The problem:
Examine the records and identify each line that includes the string "document". Copy those lines.

Available records:
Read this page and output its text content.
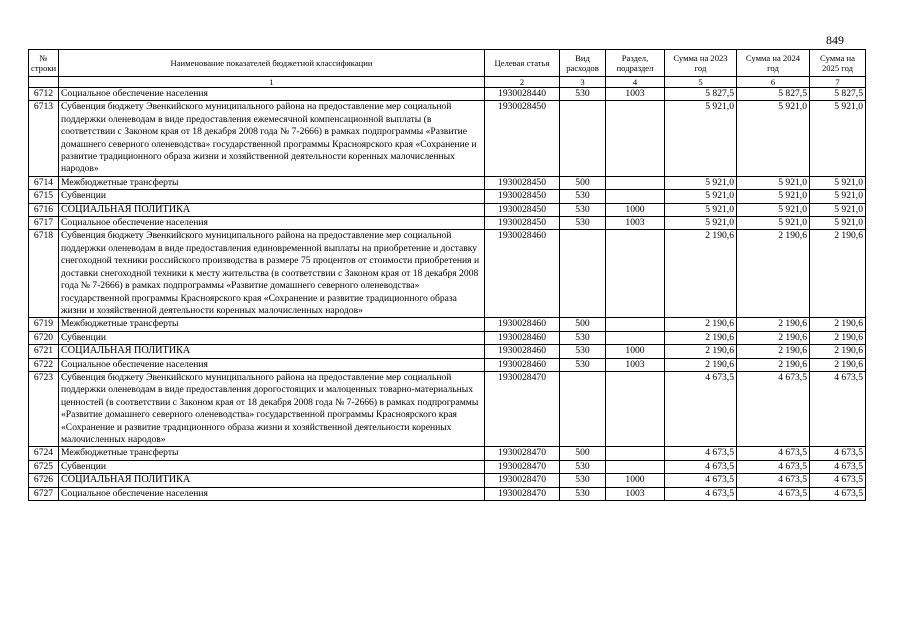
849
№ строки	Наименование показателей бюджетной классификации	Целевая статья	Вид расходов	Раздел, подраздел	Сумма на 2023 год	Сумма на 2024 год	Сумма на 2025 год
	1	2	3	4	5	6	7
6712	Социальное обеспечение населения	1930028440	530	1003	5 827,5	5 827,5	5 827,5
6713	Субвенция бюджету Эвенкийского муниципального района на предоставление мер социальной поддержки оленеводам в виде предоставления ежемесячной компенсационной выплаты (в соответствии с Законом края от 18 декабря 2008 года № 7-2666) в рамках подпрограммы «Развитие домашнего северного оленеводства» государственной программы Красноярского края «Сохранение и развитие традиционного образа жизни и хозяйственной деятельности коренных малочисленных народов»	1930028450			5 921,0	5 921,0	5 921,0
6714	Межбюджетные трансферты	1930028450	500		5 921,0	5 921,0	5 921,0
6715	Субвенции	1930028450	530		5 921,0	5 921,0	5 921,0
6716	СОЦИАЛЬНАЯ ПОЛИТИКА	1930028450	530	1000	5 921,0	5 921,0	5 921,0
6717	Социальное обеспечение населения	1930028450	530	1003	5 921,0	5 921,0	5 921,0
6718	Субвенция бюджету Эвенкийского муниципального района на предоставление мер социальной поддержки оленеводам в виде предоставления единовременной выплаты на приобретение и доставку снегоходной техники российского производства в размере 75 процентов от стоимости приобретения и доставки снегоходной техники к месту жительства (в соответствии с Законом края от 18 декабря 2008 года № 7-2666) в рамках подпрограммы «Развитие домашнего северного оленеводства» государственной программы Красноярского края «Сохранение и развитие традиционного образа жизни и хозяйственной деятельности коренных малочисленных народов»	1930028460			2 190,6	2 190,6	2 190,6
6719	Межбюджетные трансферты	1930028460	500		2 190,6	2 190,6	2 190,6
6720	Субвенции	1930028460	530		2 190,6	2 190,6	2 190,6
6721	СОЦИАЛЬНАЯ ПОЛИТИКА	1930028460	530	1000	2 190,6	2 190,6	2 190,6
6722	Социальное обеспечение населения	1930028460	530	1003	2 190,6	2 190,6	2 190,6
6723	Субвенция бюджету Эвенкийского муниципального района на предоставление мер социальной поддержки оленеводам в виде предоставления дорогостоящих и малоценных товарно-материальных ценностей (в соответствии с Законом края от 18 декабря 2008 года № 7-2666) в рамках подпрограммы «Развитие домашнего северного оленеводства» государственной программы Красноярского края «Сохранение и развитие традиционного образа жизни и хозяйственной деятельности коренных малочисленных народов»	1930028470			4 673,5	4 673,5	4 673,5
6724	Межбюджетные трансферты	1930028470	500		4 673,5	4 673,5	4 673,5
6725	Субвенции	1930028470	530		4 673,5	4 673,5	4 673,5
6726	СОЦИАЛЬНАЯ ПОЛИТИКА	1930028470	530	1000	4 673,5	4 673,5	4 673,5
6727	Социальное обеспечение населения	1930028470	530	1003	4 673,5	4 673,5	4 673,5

==

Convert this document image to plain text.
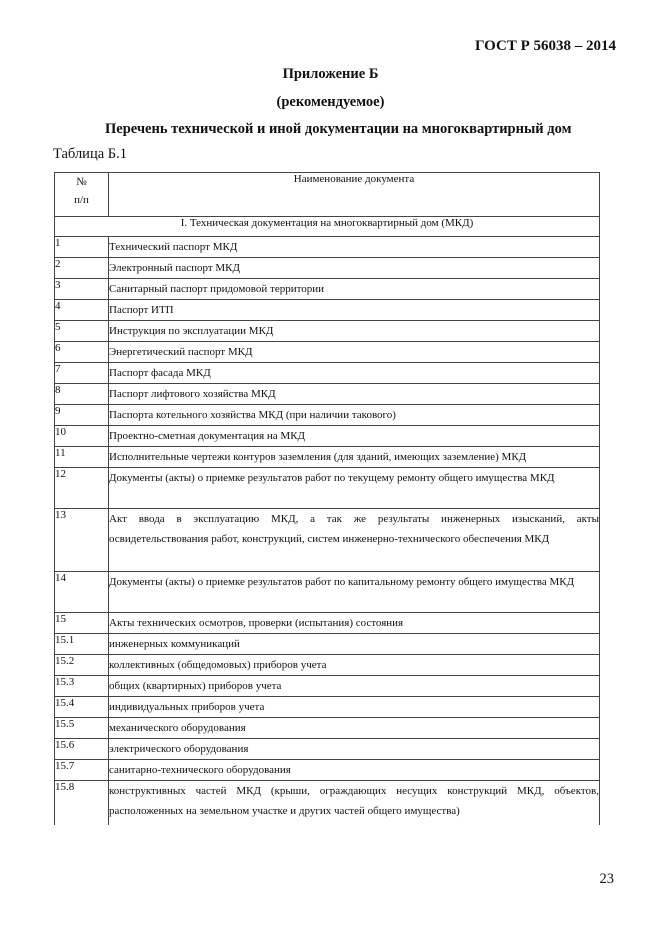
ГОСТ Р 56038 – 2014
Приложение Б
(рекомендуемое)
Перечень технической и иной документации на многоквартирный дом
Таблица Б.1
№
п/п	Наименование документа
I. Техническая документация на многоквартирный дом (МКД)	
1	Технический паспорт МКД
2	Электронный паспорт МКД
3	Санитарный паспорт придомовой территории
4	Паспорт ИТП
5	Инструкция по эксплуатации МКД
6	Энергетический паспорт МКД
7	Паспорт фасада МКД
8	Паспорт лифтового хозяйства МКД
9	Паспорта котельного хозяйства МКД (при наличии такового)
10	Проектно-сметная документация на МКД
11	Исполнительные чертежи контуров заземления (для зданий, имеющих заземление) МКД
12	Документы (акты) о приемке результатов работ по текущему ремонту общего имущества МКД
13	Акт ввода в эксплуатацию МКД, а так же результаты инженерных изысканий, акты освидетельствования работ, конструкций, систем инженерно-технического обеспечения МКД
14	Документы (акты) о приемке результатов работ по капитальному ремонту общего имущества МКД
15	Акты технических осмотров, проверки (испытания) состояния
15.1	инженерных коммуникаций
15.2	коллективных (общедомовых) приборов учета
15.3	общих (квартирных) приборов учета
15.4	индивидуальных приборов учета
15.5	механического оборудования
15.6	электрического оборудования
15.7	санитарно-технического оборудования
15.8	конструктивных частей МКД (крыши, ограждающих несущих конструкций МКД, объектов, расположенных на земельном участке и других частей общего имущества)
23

==

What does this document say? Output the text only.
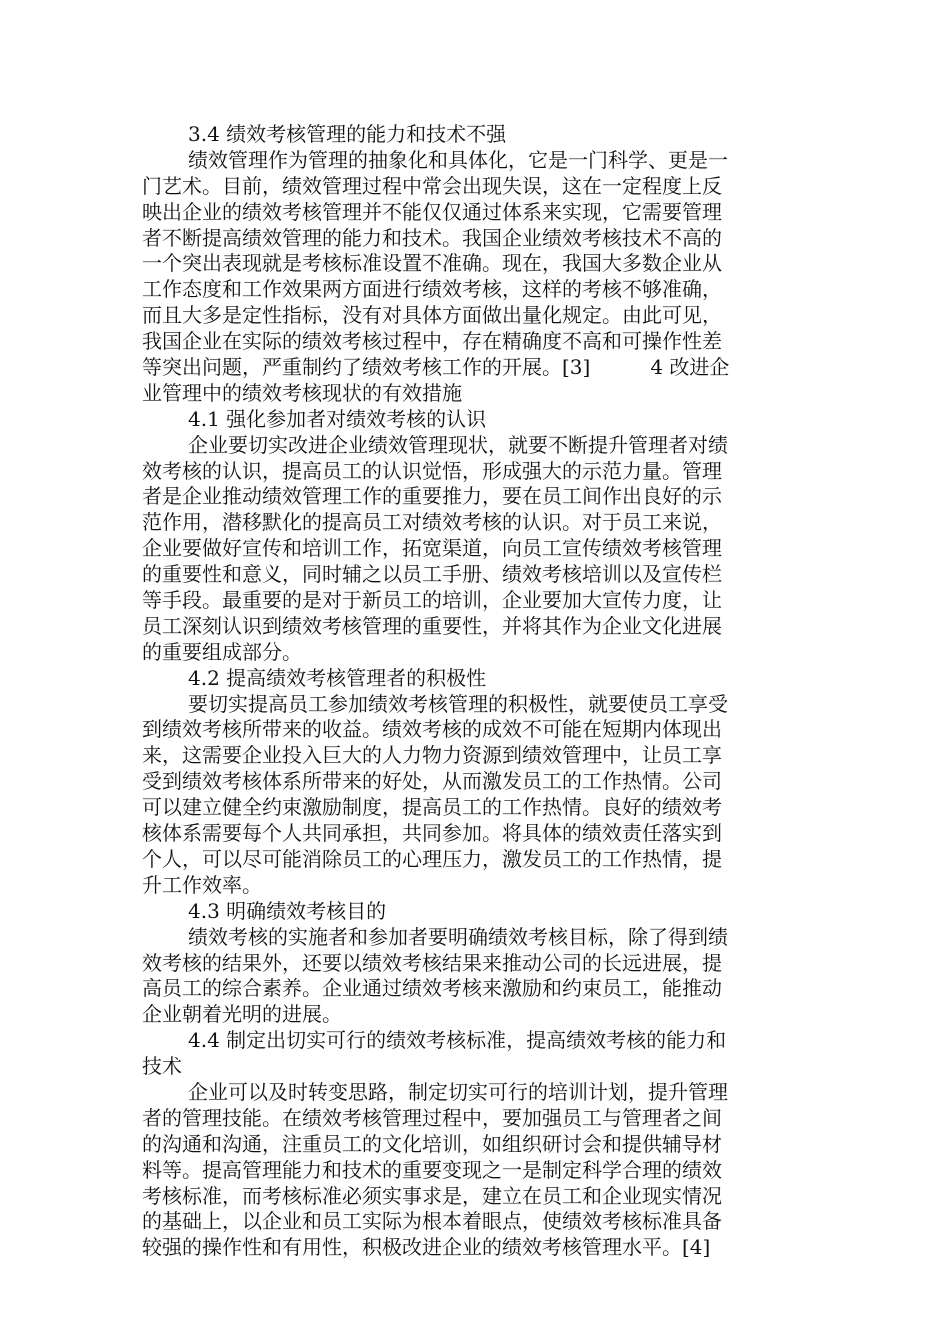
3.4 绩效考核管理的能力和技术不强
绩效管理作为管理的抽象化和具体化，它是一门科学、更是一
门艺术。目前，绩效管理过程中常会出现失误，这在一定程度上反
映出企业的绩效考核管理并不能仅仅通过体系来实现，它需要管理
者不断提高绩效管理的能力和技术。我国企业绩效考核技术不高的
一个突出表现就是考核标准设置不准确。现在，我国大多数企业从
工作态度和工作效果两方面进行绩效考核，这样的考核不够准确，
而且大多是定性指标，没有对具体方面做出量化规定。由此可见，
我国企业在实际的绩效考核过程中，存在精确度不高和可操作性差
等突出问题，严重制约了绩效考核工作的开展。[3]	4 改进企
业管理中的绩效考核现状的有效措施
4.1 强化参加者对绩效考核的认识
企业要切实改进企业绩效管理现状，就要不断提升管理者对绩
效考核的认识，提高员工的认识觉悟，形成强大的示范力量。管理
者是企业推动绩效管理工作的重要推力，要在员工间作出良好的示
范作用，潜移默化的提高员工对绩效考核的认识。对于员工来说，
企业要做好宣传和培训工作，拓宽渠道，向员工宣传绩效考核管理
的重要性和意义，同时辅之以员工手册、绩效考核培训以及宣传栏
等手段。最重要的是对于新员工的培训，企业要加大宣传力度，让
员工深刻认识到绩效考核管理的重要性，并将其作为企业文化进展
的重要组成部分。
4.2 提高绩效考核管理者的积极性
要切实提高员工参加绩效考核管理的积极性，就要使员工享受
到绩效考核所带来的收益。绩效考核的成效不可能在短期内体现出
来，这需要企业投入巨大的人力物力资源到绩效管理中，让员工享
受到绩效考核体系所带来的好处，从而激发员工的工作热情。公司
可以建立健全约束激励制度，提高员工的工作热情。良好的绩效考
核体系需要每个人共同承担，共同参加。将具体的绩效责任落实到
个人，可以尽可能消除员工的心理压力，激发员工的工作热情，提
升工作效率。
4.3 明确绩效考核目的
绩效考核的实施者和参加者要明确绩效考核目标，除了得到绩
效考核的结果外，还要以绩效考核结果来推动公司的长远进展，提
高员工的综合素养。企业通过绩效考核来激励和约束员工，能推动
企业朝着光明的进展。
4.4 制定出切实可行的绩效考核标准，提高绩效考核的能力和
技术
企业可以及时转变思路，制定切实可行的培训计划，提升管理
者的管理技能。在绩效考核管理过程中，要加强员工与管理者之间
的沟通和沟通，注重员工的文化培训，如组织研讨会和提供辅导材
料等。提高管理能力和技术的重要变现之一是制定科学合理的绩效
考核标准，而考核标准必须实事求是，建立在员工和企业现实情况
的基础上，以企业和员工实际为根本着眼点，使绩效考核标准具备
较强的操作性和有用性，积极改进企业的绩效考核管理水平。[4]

Exercise answer:
Convert this document image to plain text.
What does this document say? Output the text only.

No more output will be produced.